>>>
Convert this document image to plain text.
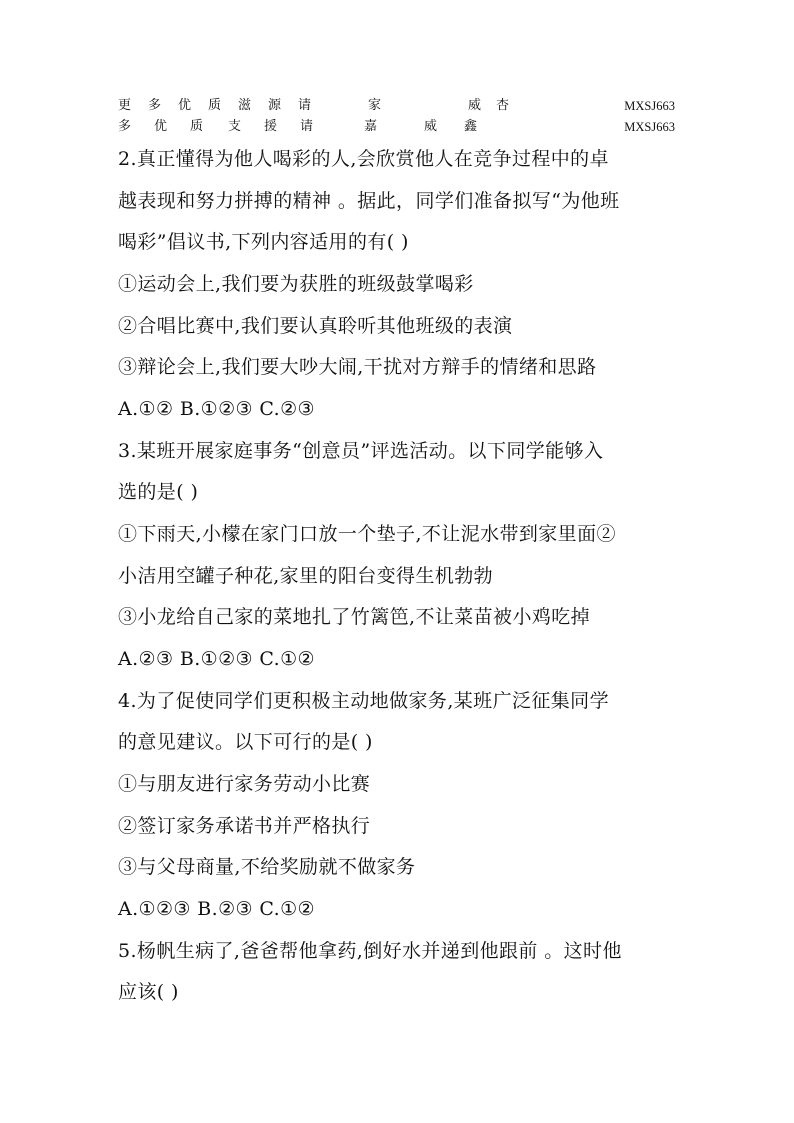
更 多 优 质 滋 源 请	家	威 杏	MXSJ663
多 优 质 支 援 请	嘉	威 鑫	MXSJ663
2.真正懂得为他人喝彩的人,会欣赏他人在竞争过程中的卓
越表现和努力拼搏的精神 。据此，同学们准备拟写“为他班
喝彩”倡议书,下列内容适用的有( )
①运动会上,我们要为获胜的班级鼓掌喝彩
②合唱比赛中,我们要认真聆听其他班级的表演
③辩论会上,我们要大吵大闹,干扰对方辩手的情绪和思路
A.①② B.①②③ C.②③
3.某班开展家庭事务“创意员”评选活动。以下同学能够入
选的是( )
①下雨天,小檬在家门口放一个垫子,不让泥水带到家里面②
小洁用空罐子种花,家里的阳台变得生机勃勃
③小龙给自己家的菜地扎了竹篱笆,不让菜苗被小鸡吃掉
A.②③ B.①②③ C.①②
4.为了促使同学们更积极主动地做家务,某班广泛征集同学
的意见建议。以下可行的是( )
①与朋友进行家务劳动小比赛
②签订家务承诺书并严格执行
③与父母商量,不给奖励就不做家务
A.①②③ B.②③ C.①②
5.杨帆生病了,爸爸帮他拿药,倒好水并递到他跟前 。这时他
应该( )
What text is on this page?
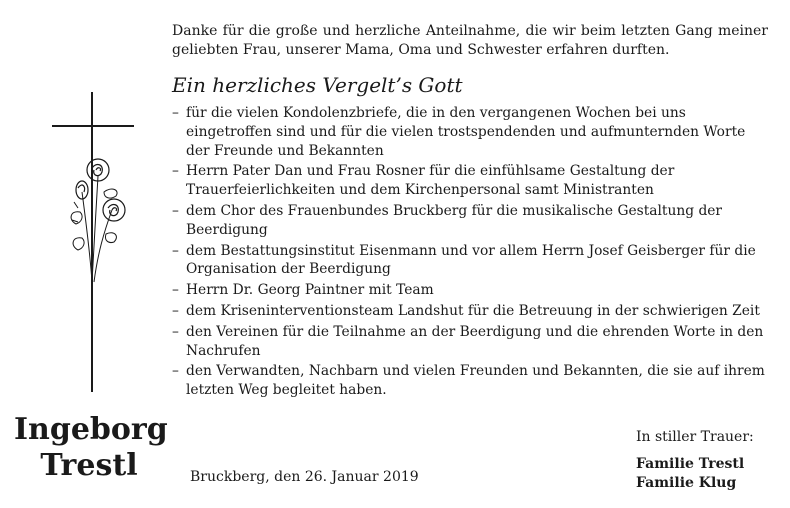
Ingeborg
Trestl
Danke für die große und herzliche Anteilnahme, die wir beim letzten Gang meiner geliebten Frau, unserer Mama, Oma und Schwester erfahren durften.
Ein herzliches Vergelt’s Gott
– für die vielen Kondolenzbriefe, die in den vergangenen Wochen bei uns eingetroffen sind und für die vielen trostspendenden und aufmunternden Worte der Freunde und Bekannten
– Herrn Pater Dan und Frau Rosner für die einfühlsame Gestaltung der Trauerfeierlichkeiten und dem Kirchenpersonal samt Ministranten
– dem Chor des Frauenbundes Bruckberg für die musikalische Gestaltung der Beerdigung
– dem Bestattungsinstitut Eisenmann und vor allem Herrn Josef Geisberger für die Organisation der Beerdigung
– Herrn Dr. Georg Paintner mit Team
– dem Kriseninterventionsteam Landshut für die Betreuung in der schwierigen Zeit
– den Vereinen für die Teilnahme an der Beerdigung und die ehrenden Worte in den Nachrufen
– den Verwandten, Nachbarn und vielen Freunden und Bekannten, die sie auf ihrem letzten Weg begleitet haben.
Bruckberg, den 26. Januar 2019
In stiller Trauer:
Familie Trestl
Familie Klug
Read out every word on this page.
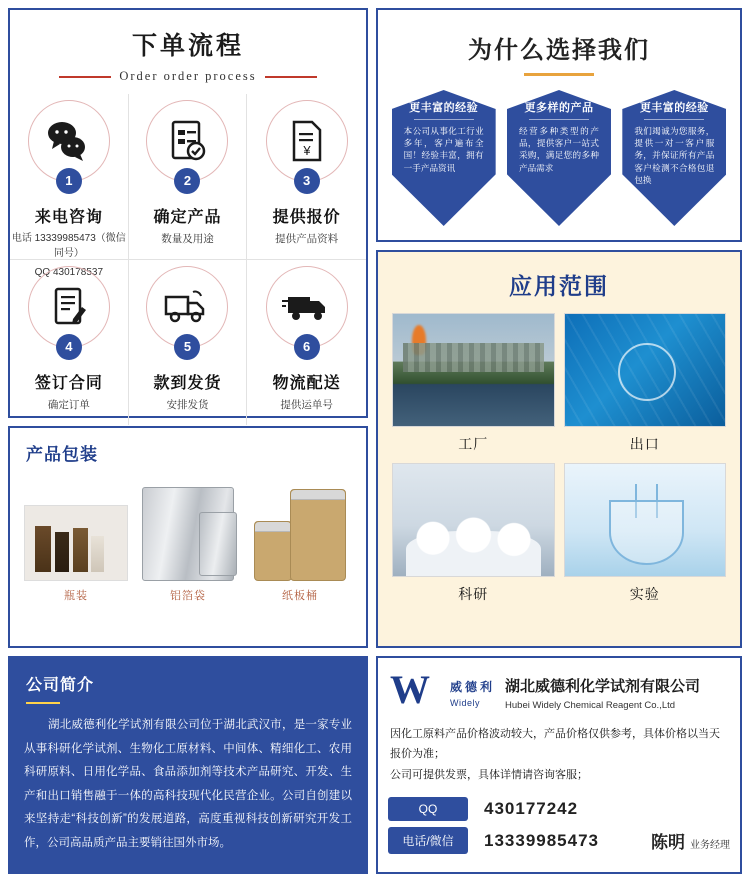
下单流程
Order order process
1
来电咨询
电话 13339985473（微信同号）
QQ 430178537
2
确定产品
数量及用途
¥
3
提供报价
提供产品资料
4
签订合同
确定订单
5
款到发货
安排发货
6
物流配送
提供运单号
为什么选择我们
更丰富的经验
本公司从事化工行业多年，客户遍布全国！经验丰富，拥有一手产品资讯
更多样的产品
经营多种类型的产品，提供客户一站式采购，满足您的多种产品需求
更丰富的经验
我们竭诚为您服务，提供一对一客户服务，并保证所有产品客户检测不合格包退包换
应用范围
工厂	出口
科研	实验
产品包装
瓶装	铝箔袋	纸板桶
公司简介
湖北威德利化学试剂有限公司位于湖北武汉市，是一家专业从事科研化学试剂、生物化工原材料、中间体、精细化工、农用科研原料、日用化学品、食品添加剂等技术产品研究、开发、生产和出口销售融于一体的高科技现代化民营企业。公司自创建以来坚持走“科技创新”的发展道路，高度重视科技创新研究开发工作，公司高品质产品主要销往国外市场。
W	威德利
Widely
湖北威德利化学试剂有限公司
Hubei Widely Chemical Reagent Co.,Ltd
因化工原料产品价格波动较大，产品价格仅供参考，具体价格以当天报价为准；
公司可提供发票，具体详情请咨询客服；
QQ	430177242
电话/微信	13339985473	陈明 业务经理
<<<
Instruction: Reply with one number only, the count of lines above that hold the string "Bekannten".

The reply: 2